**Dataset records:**

--- begin ---

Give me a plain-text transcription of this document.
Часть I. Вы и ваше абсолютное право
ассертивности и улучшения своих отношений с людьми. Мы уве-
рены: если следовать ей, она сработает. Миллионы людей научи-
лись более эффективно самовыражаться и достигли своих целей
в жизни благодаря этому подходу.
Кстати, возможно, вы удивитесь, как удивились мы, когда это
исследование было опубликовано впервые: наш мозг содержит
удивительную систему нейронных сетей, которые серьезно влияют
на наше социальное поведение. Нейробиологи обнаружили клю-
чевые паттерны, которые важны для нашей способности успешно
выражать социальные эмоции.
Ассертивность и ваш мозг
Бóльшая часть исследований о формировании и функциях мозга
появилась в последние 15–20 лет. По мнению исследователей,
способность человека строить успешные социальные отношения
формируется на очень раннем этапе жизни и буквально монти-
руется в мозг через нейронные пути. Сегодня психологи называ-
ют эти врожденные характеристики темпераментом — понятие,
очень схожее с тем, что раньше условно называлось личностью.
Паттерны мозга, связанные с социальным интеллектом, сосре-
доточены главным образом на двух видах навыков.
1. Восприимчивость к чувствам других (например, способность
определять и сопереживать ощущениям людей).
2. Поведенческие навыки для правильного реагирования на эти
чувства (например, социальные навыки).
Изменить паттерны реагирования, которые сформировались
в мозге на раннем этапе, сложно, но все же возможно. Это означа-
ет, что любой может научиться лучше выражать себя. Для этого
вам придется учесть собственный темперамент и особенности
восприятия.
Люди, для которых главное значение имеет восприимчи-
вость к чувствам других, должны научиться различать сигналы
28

--- end ---

**Given request:** Set down the material above again, word for word.

**The solution:**
Give me a plain-text transcription of this document.
Часть I. Вы и ваше абсолютное право
ассертивности и улучшения своих отношений с людьми. Мы уве-
рены: если следовать ей, она сработает. Миллионы людей научи-
лись более эффективно самовыражаться и достигли своих целей
в жизни благодаря этому подходу.
Кстати, возможно, вы удивитесь, как удивились мы, когда это
исследование было опубликовано впервые: наш мозг содержит
удивительную систему нейронных сетей, которые серьезно влияют
на наше социальное поведение. Нейробиологи обнаружили клю-
чевые паттерны, которые важны для нашей способности успешно
выражать социальные эмоции.
Ассертивность и ваш мозг
Бóльшая часть исследований о формировании и функциях мозга
появилась в последние 15–20 лет. По мнению исследователей,
способность человека строить успешные социальные отношения
формируется на очень раннем этапе жизни и буквально монти-
руется в мозг через нейронные пути. Сегодня психологи называ-
ют эти врожденные характеристики темпераментом — понятие,
очень схожее с тем, что раньше условно называлось личностью.
Паттерны мозга, связанные с социальным интеллектом, сосре-
доточены главным образом на двух видах навыков.
1. Восприимчивость к чувствам других (например, способность
определять и сопереживать ощущениям людей).
2. Поведенческие навыки для правильного реагирования на эти
чувства (например, социальные навыки).
Изменить паттерны реагирования, которые сформировались
в мозге на раннем этапе, сложно, но все же возможно. Это означа-
ет, что любой может научиться лучше выражать себя. Для этого
вам придется учесть собственный темперамент и особенности
восприятия.
Люди, для которых главное значение имеет восприимчи-
вость к чувствам других, должны научиться различать сигналы
28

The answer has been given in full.